=== Aim ===
Exactly as given, repeat all of the entries.

Records from a dataset:
================
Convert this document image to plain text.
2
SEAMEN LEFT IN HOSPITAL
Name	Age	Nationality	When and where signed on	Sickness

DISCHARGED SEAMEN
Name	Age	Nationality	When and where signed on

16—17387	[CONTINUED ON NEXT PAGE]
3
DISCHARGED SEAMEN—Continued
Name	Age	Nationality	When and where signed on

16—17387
================
=== Full solution ===
Convert this document image to plain text.
2
SEAMEN LEFT IN HOSPITAL
Name	Age	Nationality	When and where signed on	Sickness

DISCHARGED SEAMEN
Name	Age	Nationality	When and where signed on

16—17387	[CONTINUED ON NEXT PAGE]
3
DISCHARGED SEAMEN—Continued
Name	Age	Nationality	When and where signed on

16—17387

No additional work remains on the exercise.